*RECORDS*:
■ ■ ■ ■ ■ ■ ■
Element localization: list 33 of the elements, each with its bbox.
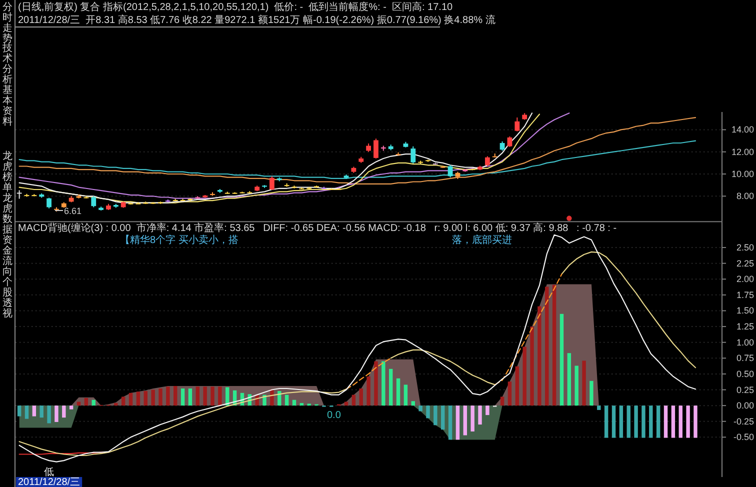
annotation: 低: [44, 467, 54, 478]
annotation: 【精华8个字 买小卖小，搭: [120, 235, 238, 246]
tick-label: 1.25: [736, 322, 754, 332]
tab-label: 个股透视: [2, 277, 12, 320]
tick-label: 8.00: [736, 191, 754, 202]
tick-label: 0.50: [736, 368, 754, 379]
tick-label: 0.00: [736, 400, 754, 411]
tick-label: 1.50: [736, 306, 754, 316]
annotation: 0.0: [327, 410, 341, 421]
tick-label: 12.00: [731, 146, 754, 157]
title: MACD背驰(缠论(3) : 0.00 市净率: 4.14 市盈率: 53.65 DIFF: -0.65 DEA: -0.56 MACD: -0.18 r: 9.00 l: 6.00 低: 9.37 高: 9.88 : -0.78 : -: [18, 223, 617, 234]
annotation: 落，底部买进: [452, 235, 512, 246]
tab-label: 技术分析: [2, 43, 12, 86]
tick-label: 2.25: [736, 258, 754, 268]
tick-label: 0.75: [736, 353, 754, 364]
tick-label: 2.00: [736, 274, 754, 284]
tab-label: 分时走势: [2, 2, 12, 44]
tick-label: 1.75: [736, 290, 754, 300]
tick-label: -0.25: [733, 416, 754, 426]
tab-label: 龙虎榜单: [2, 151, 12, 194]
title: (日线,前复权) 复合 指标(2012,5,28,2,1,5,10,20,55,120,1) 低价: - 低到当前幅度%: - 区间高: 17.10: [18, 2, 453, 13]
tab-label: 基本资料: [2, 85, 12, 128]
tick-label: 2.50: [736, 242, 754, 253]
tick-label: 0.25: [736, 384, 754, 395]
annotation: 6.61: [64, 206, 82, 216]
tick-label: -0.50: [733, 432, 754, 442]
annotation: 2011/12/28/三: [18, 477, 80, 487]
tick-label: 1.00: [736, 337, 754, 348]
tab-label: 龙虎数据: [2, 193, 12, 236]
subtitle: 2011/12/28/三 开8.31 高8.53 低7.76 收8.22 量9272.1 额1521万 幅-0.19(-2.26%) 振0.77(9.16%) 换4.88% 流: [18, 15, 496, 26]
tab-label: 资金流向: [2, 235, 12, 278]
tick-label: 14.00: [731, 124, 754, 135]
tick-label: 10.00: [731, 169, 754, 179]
■ ■ ■ ■ ■ ■ ■
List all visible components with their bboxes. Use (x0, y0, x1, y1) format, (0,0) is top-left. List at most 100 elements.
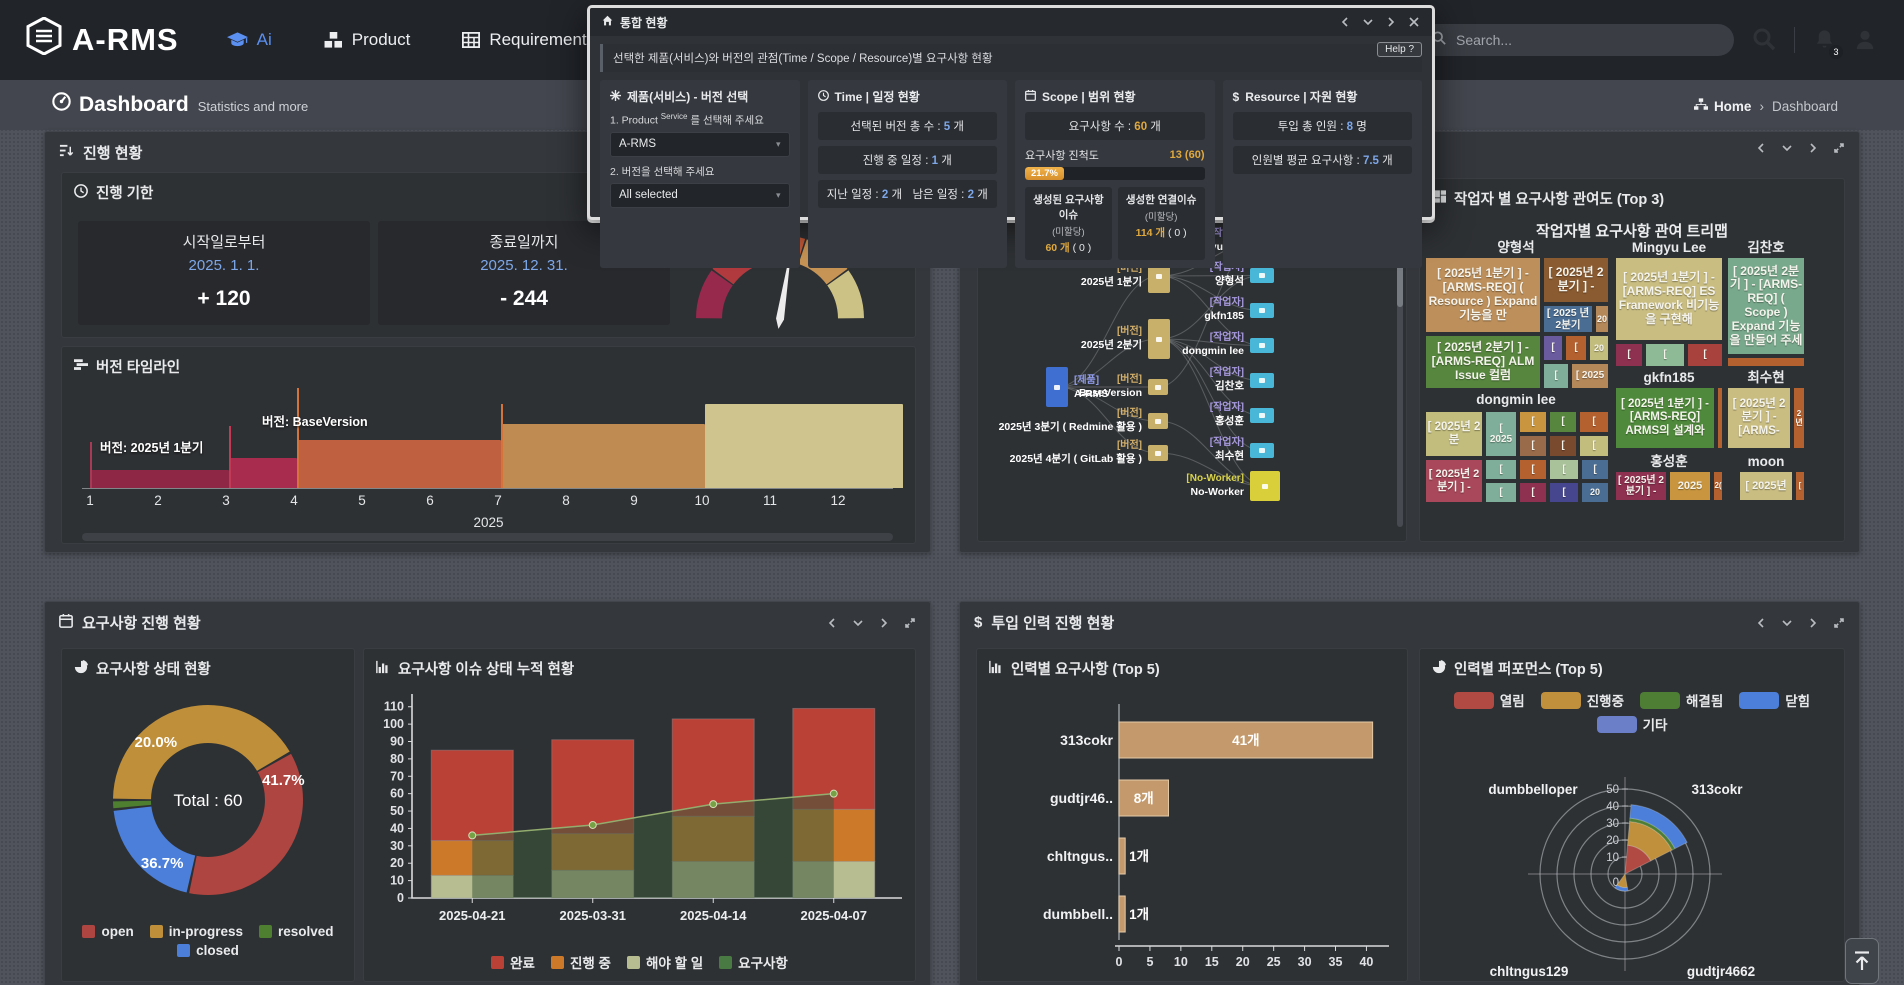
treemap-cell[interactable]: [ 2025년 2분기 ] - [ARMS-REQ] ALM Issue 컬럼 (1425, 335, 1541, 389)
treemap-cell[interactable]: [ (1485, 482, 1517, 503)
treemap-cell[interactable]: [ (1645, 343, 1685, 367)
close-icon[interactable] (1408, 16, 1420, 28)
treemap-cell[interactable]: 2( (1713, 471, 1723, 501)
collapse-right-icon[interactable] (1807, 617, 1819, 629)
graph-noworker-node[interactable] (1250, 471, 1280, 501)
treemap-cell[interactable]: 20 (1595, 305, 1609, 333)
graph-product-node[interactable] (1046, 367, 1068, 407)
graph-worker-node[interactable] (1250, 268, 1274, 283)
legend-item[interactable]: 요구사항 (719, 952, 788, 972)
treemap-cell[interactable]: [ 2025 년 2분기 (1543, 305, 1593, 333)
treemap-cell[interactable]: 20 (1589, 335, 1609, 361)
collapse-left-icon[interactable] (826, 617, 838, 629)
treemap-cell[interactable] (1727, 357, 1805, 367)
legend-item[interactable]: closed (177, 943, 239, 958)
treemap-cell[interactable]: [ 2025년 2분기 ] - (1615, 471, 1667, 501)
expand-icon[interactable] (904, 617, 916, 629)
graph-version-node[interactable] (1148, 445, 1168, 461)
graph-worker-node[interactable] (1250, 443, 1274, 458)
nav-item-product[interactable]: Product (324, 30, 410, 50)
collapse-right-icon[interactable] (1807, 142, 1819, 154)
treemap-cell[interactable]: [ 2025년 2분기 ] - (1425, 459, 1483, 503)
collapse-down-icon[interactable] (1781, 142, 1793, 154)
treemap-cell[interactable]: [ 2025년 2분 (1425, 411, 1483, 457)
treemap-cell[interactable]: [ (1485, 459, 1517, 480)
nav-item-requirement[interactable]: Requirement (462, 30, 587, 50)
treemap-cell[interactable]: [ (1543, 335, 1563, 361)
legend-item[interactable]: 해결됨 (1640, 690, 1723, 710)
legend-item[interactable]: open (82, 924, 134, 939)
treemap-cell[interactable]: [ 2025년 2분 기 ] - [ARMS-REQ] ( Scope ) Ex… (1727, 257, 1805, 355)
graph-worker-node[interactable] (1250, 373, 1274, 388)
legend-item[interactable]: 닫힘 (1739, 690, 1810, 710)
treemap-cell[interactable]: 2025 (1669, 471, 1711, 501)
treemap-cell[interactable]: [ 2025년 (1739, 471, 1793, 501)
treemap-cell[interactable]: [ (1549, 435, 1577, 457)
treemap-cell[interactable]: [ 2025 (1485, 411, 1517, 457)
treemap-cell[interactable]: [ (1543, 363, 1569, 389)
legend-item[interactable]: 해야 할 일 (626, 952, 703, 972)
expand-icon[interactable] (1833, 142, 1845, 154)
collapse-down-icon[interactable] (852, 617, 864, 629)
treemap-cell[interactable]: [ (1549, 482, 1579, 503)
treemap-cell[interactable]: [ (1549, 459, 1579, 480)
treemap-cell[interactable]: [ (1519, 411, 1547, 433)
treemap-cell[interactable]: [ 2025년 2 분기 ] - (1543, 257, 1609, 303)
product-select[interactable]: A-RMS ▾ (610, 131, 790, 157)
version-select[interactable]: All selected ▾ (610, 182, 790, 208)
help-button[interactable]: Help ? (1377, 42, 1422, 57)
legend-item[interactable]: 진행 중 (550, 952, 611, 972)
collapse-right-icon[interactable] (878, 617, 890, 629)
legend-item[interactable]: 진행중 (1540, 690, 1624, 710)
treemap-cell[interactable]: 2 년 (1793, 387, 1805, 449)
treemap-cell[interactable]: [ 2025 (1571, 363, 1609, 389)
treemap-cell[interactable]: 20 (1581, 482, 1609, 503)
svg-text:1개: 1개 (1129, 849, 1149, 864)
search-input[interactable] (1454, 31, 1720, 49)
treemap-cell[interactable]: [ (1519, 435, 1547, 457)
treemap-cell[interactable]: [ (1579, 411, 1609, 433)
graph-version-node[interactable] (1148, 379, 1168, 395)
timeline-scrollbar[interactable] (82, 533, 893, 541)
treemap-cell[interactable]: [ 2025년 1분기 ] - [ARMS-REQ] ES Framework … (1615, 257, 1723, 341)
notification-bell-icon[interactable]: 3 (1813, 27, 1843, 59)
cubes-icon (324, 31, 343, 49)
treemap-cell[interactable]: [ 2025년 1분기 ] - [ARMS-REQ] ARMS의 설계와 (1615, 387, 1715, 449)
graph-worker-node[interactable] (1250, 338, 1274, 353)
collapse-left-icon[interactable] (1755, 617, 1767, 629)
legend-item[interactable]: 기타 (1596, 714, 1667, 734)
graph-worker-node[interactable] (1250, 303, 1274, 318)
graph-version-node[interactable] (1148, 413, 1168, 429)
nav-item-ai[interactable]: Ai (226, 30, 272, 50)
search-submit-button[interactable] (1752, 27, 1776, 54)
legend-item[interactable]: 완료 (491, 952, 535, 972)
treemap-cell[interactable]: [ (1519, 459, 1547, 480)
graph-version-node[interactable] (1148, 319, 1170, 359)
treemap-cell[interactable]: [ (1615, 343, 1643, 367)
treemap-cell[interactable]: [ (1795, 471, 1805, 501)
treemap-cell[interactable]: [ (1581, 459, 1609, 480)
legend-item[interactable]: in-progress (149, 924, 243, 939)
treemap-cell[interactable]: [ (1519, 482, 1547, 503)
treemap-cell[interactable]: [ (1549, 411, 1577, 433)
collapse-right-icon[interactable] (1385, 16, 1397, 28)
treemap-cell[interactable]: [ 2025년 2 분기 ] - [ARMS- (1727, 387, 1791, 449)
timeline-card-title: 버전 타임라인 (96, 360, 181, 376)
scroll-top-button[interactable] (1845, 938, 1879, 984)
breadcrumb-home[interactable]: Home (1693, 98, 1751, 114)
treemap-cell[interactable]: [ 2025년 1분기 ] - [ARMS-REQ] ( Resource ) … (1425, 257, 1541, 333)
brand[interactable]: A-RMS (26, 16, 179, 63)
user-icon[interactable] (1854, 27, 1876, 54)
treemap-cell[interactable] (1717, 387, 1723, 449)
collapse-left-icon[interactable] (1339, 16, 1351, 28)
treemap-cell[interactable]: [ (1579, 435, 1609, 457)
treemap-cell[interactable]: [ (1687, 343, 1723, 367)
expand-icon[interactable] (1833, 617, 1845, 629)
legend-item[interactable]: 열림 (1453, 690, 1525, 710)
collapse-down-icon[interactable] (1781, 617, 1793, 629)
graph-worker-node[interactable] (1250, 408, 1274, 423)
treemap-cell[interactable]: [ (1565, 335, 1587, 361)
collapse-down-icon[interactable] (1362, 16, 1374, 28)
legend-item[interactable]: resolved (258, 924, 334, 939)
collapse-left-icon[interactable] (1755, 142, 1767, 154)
■ ■ ■ ■ ■ ■ ■
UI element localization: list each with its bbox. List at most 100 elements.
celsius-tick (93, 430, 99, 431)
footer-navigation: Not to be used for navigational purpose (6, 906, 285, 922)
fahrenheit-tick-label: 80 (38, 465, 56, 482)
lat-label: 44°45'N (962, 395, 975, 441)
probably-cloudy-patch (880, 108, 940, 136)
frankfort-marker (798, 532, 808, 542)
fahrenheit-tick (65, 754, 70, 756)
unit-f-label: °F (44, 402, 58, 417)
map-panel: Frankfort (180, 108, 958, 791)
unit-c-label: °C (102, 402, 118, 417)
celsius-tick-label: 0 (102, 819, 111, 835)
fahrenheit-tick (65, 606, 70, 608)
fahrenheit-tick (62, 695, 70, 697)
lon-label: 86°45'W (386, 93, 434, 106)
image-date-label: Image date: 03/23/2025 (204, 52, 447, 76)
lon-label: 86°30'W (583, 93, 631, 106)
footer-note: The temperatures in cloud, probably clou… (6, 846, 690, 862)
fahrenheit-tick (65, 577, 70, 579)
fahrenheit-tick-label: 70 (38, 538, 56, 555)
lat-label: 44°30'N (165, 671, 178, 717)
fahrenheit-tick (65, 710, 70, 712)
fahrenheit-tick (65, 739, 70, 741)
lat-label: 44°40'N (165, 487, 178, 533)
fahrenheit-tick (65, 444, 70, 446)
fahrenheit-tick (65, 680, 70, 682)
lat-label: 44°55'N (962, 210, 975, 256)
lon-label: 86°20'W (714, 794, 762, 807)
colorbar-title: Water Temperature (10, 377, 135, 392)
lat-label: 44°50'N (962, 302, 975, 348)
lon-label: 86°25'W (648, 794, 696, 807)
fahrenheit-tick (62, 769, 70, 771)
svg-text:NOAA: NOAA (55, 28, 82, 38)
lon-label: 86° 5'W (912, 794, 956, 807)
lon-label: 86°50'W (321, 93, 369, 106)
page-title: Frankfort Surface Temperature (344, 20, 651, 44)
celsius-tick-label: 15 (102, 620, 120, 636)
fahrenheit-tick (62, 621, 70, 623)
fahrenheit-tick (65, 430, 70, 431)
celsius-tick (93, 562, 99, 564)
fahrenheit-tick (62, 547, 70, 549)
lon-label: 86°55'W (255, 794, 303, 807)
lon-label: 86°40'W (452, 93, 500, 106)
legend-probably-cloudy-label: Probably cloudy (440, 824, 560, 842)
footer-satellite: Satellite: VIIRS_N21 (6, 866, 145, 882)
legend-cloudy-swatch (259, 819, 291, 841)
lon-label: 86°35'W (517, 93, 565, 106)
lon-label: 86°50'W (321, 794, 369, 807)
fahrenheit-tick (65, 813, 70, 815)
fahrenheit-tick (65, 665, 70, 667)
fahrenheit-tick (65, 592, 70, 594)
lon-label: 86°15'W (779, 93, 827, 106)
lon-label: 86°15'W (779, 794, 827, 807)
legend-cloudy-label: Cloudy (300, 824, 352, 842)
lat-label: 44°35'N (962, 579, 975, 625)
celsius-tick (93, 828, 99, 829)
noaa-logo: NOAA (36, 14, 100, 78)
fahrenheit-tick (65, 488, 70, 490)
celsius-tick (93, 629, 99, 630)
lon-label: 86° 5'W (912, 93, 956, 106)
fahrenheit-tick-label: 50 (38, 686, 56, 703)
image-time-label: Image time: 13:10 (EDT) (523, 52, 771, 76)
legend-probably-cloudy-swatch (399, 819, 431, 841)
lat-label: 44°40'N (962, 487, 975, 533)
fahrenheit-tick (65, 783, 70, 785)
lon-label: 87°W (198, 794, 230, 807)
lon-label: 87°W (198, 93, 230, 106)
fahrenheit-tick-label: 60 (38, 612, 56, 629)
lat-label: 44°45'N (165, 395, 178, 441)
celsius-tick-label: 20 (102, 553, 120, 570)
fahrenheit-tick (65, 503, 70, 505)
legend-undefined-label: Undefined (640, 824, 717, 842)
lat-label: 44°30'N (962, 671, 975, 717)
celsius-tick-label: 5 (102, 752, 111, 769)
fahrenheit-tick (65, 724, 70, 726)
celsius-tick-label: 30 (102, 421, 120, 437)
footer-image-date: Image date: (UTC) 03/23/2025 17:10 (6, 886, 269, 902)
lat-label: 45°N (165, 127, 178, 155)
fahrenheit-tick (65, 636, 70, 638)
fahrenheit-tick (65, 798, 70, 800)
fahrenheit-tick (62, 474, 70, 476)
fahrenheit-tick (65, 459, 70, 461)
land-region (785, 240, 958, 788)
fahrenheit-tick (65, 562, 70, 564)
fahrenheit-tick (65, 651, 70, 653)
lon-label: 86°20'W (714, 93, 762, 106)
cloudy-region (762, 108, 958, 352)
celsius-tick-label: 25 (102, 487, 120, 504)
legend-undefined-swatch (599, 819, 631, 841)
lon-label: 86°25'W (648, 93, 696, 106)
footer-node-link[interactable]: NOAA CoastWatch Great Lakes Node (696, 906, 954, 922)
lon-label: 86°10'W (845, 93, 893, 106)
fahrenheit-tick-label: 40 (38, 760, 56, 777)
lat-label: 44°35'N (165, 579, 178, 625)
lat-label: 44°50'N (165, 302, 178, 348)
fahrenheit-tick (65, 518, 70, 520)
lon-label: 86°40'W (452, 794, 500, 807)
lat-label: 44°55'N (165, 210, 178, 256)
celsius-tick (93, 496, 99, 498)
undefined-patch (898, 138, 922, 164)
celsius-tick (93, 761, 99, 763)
■ ■ ■ ■ ■ ■ ■
*PROBLEM STATEMENT*: Quote the data lines verbatim, starting with the line containing "annotation: 低: [44, 467, 54, 478]" and continuing through the line containing "tick-label: 0.50: [736, 368, 754, 379]", with both of those lines included.

*OUTPUT FOR THIS EXERCISE*:
annotation: 低: [44, 467, 54, 478]
annotation: 【精华8个字 买小卖小，搭: [120, 235, 238, 246]
tick-label: 1.25: [736, 322, 754, 332]
tab-label: 个股透视: [2, 277, 12, 320]
tick-label: 8.00: [736, 191, 754, 202]
tick-label: 0.50: [736, 368, 754, 379]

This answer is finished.